▸ TASK DIRECTIONS
This task calls for copying each line below that contains "dečaka".

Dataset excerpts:
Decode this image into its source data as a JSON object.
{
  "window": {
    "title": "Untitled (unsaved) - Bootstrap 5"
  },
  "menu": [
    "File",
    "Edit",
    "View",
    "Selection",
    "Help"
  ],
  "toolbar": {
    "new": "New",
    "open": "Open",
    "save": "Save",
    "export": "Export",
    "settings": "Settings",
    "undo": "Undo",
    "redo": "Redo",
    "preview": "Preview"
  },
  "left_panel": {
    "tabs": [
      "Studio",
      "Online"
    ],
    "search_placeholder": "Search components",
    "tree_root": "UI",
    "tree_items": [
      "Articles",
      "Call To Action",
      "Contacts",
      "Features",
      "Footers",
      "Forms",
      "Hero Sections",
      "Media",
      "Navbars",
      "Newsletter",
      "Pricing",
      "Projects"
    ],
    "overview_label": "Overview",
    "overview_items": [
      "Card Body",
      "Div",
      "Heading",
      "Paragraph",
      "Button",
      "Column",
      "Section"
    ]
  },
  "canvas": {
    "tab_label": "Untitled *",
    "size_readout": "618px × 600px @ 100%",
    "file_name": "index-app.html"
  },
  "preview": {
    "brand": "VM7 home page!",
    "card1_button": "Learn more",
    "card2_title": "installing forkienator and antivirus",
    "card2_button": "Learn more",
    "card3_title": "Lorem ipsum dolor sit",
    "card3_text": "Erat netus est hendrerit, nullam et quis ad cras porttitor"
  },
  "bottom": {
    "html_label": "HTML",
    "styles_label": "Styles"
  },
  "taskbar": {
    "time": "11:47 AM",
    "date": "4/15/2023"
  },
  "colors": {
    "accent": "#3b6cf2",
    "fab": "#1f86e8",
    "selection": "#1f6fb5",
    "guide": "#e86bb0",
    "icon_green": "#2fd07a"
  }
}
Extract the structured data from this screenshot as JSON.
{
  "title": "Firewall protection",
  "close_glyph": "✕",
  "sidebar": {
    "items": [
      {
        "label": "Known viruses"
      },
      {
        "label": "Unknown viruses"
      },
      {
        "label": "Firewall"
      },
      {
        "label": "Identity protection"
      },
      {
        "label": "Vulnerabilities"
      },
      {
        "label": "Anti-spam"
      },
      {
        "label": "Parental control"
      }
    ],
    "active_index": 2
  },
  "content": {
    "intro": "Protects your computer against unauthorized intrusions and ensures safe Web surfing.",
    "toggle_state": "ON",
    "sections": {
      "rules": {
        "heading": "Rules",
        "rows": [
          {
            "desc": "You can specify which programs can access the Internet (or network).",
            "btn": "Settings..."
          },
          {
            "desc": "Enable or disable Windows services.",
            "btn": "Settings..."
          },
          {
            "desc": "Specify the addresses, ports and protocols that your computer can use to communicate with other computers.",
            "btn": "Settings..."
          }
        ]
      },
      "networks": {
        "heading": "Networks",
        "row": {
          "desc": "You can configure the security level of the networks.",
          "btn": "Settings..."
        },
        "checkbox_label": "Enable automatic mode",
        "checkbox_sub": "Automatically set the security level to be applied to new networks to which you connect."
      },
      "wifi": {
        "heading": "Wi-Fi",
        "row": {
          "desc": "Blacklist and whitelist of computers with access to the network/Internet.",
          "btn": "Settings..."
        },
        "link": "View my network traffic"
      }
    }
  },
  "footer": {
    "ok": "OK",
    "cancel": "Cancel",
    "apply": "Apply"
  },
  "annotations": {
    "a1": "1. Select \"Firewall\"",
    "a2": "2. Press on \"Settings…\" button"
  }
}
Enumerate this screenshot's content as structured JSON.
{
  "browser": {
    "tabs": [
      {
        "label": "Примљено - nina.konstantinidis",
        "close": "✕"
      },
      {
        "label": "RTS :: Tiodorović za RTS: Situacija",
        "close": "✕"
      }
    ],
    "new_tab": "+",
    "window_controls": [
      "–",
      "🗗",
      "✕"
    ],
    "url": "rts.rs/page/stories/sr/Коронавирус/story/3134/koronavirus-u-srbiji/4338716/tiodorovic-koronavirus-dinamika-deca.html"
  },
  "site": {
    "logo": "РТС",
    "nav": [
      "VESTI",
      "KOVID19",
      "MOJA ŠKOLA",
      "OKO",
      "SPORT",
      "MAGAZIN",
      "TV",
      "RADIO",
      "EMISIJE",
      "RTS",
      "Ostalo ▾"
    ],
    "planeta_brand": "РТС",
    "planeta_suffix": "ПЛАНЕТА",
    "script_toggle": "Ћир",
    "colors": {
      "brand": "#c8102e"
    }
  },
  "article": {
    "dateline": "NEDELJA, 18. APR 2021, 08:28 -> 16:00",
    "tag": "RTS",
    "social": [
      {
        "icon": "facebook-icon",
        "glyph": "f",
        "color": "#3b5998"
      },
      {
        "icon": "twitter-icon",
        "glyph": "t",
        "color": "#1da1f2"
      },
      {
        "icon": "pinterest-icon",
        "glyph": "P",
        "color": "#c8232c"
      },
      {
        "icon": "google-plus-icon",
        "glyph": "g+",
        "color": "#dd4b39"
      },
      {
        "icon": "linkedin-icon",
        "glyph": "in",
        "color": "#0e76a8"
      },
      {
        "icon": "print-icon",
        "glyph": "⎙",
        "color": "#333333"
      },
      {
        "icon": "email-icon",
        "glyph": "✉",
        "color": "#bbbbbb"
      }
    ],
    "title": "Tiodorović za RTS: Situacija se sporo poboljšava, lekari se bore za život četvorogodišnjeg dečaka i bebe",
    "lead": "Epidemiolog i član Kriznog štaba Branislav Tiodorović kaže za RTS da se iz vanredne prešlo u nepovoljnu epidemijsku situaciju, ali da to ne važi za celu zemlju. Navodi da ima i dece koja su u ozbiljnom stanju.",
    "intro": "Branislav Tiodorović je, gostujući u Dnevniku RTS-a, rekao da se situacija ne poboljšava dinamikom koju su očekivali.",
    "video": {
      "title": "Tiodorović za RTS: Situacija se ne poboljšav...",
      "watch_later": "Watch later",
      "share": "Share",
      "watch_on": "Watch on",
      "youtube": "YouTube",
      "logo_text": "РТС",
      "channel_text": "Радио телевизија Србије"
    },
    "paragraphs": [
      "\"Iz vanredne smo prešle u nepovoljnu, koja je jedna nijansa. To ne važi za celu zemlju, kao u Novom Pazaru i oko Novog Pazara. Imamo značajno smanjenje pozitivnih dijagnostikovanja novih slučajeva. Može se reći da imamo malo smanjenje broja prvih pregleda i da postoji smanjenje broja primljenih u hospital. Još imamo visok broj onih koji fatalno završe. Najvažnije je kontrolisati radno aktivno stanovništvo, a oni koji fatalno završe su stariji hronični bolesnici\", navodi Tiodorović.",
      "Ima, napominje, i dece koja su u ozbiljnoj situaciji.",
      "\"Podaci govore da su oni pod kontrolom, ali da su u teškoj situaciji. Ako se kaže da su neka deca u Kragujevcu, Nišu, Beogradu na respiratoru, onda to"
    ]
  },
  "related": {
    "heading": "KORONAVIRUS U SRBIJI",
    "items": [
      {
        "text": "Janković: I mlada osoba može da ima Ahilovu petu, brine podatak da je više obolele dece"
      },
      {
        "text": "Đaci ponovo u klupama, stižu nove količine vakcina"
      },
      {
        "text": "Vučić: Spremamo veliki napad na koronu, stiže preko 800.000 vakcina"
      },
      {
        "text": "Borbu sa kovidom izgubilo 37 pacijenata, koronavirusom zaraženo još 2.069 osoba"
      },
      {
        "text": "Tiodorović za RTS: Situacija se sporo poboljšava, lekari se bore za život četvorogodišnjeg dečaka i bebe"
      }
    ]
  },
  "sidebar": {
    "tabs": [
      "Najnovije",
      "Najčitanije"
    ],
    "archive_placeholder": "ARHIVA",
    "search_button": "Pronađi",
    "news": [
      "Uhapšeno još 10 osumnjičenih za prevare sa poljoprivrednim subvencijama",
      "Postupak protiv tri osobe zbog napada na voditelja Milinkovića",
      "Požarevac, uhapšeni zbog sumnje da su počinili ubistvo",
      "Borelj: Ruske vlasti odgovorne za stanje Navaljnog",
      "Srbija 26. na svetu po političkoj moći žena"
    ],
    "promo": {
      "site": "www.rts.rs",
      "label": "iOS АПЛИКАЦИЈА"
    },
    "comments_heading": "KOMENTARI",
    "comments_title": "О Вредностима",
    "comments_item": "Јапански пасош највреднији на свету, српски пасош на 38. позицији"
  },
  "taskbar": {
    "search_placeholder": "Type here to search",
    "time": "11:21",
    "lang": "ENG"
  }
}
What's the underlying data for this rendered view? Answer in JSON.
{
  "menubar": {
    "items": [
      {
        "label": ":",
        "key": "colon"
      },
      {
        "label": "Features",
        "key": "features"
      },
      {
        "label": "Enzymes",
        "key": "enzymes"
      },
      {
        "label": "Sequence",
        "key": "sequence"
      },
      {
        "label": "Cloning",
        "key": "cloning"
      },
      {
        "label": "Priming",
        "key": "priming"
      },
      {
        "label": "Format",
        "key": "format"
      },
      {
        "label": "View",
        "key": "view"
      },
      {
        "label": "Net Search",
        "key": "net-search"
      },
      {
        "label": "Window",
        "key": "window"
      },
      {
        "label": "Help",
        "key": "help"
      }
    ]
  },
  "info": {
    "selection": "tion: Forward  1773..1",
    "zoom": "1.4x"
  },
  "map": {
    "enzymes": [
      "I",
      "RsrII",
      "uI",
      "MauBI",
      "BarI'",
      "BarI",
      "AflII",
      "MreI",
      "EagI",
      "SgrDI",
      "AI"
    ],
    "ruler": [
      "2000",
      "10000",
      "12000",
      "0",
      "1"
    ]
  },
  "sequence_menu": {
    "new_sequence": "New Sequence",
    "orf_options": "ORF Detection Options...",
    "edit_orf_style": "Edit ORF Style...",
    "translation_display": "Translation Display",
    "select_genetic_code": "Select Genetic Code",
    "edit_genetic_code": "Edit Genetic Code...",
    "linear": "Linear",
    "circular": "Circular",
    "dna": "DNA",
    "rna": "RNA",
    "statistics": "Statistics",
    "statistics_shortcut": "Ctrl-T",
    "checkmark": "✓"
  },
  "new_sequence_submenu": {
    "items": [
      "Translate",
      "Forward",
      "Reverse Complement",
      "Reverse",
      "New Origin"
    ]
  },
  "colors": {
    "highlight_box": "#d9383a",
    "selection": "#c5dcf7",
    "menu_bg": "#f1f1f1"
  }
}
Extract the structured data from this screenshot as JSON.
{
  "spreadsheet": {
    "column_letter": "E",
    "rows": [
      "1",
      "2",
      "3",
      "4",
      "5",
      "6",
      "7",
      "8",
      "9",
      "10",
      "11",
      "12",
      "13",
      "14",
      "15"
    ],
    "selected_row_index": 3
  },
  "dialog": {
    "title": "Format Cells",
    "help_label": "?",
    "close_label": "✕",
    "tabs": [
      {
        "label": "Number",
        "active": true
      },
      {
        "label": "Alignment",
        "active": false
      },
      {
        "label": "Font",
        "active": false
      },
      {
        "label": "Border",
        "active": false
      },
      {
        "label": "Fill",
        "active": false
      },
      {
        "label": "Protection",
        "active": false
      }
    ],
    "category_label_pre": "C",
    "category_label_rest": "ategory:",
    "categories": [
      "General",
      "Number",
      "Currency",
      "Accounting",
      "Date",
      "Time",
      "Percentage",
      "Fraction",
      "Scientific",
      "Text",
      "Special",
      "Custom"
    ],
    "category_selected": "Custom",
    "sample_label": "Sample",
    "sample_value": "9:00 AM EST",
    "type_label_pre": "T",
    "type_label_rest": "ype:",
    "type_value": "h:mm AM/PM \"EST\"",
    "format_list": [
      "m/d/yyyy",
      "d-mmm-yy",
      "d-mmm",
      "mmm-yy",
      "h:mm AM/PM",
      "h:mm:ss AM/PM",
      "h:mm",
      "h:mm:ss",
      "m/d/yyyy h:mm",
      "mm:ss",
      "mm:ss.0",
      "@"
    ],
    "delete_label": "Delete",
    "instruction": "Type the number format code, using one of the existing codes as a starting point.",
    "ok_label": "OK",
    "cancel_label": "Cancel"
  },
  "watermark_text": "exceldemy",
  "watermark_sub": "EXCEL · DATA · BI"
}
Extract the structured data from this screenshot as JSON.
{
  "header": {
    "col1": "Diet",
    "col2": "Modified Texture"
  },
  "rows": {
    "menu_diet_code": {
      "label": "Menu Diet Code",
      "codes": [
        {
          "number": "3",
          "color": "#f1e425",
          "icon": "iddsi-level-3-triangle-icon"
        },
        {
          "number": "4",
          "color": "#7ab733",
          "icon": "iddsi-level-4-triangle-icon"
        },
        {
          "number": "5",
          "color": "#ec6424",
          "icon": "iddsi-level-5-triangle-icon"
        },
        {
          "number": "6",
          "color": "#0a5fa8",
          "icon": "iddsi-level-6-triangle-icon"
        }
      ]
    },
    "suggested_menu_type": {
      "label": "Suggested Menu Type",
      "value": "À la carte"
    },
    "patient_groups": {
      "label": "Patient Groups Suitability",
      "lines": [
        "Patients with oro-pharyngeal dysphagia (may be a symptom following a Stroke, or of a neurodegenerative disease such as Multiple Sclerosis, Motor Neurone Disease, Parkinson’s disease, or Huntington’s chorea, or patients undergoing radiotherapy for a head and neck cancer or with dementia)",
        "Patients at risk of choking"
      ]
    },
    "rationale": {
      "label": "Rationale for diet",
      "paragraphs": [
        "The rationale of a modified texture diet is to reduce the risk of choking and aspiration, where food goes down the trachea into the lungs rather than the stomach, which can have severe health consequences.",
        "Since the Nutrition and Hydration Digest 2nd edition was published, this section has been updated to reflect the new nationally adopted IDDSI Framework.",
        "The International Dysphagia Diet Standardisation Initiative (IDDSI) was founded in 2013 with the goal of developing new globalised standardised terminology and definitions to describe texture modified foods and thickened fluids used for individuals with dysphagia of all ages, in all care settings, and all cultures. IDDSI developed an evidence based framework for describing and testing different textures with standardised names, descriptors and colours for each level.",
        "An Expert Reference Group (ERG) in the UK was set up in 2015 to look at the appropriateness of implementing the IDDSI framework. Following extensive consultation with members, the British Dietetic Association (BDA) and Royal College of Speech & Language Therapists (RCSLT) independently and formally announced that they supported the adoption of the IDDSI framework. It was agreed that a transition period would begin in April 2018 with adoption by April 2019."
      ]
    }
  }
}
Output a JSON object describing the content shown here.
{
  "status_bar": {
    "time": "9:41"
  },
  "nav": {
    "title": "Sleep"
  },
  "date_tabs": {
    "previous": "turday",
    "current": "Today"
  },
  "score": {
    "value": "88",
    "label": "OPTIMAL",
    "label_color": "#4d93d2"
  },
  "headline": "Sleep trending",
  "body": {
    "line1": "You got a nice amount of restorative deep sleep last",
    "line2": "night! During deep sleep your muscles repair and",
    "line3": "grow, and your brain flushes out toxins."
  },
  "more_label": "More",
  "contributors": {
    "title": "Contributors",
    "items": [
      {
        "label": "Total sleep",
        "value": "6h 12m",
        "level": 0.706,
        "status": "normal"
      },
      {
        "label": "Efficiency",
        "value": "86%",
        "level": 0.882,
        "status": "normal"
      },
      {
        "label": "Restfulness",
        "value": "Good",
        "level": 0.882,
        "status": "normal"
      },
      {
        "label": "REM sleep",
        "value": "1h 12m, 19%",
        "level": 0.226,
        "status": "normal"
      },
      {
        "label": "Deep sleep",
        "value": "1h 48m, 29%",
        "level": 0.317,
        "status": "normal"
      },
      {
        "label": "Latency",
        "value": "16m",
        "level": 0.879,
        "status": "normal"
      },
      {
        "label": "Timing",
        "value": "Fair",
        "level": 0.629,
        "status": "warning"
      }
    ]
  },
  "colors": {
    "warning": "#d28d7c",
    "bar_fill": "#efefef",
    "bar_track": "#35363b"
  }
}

▸ SOLUTION TO THIS TASK
    "title": "Tiodorović za RTS: Situacija se sporo poboljšava, lekari se bore za život četvorogodišnjeg dečaka i bebe",
        "text": "Tiodorović za RTS: Situacija se sporo poboljšava, lekari se bore za život četvorogodišnjeg dečaka i bebe"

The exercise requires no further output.